■ WORK INSTRUCTIONS ■
In the data below, find each line containing the string "Машины" and return it.

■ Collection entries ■
## begin

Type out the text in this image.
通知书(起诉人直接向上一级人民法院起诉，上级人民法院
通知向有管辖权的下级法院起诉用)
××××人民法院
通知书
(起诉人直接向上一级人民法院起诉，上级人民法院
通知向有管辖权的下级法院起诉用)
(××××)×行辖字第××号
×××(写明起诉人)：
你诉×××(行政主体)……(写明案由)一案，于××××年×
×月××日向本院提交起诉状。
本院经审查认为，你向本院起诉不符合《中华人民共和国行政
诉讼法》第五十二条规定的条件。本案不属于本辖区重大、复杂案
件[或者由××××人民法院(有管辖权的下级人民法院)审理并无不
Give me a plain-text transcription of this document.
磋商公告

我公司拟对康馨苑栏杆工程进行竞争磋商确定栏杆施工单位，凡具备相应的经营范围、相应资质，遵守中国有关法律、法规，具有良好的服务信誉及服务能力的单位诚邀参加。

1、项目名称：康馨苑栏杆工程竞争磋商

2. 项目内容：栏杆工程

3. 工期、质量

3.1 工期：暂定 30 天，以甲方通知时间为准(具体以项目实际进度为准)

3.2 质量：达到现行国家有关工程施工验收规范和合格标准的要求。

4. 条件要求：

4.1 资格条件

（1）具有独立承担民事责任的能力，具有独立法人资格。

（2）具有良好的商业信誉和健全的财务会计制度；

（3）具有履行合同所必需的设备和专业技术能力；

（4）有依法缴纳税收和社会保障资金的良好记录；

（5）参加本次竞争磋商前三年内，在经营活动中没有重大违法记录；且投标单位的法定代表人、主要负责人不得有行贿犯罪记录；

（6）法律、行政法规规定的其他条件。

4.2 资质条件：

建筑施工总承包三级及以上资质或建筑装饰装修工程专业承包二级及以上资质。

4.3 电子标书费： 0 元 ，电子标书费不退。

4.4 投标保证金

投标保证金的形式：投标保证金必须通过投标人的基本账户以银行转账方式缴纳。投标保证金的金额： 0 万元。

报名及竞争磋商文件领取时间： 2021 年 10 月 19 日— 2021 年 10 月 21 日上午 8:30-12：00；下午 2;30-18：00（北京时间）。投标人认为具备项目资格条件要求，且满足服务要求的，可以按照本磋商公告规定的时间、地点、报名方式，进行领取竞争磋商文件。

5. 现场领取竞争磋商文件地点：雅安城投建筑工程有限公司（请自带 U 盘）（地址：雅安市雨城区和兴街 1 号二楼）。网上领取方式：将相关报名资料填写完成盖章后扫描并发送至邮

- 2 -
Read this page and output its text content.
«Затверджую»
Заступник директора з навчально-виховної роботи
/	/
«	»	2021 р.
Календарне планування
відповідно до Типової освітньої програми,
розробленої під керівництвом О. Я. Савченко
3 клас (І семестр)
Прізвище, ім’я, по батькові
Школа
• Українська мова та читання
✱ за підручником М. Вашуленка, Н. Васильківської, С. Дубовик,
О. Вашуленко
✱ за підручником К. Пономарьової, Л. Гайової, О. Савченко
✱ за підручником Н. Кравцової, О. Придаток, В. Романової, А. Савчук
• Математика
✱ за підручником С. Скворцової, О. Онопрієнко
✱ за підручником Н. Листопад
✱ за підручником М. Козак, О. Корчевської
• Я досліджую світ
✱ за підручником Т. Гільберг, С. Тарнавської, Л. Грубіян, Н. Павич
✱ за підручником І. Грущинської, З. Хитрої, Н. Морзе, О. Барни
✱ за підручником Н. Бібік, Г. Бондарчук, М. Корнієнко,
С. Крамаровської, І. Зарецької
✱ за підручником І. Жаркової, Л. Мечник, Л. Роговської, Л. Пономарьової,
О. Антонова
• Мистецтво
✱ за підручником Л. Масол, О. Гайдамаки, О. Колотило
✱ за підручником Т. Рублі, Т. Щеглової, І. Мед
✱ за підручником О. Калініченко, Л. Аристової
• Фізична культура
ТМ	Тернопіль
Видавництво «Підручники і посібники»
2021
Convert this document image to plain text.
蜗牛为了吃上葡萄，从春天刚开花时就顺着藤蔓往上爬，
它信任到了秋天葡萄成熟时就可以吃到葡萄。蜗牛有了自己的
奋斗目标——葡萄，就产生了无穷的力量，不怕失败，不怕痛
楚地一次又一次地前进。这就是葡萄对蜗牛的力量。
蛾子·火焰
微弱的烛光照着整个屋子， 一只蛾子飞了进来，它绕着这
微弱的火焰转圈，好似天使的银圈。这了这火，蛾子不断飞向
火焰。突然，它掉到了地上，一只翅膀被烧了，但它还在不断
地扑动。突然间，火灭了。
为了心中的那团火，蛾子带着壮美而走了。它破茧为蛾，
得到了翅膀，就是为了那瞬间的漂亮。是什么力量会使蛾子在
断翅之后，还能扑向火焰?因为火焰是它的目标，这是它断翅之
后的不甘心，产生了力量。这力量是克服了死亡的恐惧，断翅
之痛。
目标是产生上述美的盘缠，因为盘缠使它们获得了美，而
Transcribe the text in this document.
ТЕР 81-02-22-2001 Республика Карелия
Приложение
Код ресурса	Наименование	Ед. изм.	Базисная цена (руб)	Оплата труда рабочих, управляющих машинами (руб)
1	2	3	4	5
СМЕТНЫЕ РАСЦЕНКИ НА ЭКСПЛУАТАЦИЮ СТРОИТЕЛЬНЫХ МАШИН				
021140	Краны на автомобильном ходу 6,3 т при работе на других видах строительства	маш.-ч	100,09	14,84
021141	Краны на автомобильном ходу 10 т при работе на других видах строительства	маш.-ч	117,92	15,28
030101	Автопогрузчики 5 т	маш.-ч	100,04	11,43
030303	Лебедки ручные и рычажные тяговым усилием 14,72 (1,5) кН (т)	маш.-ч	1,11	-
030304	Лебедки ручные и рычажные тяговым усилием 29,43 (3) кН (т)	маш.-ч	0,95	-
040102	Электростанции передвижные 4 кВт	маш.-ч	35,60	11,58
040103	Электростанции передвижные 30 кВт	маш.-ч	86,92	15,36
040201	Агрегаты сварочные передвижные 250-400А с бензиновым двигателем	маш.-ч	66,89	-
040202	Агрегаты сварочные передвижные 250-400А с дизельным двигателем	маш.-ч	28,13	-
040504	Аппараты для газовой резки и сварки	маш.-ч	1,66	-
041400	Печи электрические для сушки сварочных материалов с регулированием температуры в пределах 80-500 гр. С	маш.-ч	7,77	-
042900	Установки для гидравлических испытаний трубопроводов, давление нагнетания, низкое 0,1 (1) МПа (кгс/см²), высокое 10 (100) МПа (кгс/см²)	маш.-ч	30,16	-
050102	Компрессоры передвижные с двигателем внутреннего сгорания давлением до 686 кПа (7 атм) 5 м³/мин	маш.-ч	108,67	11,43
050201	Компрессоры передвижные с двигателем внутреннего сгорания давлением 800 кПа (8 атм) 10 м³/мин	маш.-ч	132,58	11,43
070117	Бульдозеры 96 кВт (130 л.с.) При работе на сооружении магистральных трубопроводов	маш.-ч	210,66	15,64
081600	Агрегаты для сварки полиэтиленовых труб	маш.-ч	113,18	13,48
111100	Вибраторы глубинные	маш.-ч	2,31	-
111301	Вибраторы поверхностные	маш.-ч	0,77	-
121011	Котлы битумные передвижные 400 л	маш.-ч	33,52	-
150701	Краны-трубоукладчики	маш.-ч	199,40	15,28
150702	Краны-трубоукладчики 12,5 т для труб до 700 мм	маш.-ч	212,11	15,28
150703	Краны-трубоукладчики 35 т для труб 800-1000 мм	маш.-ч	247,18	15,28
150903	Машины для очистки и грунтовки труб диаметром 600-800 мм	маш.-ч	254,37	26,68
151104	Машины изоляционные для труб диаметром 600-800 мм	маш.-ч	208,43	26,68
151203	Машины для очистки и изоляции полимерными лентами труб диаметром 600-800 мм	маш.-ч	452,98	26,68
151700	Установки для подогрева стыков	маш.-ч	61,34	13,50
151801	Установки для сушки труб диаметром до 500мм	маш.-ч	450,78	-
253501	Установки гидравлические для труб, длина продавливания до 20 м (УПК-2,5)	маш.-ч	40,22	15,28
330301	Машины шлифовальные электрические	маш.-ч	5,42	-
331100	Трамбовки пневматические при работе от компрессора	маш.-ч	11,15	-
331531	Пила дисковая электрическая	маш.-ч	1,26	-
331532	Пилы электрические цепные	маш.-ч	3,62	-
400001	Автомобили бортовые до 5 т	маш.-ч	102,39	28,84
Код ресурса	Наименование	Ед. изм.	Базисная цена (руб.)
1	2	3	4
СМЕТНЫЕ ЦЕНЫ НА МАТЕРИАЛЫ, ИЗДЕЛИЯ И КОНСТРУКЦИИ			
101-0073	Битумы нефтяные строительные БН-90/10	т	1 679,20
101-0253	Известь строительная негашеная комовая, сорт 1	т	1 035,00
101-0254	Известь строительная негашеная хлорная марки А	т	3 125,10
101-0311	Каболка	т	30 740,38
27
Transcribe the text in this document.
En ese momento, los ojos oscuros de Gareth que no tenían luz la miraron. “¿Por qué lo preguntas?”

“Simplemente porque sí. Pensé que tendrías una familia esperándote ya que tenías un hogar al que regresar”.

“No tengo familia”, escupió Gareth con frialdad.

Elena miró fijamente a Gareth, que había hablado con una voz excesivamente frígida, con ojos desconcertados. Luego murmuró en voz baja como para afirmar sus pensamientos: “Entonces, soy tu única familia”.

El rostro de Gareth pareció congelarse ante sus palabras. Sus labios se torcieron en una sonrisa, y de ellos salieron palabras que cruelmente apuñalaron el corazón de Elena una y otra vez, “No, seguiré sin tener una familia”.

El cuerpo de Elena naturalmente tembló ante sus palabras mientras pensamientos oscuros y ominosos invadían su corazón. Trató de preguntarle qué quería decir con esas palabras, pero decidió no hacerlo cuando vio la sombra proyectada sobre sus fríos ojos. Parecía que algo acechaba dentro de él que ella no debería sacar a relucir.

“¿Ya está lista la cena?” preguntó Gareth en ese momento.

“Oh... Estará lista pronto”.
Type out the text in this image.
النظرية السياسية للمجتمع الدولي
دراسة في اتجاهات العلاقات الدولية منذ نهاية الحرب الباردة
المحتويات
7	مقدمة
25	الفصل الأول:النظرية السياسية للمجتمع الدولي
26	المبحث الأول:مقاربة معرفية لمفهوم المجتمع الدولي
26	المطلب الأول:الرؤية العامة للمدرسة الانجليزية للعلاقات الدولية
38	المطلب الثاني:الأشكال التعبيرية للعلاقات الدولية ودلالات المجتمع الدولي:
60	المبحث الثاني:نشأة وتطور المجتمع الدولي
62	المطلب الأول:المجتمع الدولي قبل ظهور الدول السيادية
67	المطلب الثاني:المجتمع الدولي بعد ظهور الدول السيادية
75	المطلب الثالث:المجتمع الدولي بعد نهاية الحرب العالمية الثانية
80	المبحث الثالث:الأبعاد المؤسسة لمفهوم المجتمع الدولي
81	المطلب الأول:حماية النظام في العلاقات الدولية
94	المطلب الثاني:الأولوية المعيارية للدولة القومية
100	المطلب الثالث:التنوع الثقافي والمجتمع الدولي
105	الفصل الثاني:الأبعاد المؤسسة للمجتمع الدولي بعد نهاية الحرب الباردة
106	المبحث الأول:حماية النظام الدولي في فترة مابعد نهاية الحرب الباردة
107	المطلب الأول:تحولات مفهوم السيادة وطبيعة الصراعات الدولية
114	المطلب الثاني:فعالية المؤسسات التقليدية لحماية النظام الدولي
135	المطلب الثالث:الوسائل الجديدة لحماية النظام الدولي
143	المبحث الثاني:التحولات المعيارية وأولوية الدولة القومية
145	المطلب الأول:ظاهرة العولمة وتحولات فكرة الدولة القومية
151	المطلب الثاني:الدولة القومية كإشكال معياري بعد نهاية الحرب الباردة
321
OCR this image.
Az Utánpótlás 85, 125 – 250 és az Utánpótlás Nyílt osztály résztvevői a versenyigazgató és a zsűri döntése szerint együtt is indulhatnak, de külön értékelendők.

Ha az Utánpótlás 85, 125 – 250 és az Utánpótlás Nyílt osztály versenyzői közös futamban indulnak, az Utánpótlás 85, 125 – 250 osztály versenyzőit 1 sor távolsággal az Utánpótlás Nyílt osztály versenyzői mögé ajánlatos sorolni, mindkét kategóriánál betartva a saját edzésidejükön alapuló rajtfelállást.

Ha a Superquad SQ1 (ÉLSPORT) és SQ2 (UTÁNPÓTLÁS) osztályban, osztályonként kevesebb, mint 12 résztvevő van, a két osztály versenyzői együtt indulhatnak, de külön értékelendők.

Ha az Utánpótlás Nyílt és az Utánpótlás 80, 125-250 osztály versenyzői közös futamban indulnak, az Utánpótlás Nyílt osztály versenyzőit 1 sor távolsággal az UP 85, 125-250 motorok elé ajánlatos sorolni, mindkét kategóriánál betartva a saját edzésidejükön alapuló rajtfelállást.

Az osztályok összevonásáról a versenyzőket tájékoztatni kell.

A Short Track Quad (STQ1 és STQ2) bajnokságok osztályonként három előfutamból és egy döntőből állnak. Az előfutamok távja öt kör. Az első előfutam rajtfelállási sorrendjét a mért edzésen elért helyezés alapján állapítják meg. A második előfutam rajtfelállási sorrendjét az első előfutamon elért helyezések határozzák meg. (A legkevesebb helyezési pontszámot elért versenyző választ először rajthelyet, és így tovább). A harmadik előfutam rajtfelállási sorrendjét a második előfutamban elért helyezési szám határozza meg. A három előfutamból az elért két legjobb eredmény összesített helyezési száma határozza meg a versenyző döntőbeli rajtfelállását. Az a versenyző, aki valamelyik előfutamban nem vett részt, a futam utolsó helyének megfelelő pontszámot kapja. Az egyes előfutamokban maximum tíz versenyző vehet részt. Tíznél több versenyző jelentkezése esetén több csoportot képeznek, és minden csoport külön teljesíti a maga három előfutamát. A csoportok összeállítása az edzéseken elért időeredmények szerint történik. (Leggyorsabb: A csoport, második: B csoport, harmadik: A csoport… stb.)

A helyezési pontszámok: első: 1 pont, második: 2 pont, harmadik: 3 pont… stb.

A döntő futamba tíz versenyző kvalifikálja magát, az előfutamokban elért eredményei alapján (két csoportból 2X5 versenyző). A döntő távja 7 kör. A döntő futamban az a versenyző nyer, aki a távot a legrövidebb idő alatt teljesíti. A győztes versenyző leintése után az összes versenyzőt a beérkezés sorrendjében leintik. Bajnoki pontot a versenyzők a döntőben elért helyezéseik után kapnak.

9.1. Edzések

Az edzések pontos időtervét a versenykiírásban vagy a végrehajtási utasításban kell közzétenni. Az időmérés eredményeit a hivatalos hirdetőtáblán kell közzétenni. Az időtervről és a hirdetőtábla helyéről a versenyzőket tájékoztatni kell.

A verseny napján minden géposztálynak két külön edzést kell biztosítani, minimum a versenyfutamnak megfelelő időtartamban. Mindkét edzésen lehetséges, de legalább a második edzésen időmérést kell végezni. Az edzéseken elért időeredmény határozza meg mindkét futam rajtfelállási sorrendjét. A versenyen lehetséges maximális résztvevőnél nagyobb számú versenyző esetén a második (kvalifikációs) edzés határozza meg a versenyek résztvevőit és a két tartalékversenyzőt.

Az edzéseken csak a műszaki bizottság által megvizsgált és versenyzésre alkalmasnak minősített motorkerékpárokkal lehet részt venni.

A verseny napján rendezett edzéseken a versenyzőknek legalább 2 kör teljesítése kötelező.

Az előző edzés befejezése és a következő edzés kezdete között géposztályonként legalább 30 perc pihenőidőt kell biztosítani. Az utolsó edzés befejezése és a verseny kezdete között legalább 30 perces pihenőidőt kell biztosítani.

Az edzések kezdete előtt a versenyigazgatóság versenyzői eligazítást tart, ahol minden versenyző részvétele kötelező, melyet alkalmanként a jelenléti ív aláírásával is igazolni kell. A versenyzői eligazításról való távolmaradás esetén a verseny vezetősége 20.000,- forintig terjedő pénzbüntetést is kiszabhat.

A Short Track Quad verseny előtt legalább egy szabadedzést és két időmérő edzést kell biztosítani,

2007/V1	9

## end

■ WRITTEN ANSWER ■
150903	Машины для очистки и грунтовки труб диаметром 600-800 мм	маш.-ч	254,37	26,68
151104	Машины изоляционные для труб диаметром 600-800 мм	маш.-ч	208,43	26,68
151203	Машины для очистки и изоляции полимерными лентами труб диаметром 600-800 мм	маш.-ч	452,98	26,68
330301	Машины шлифовальные электрические	маш.-ч	5,42	-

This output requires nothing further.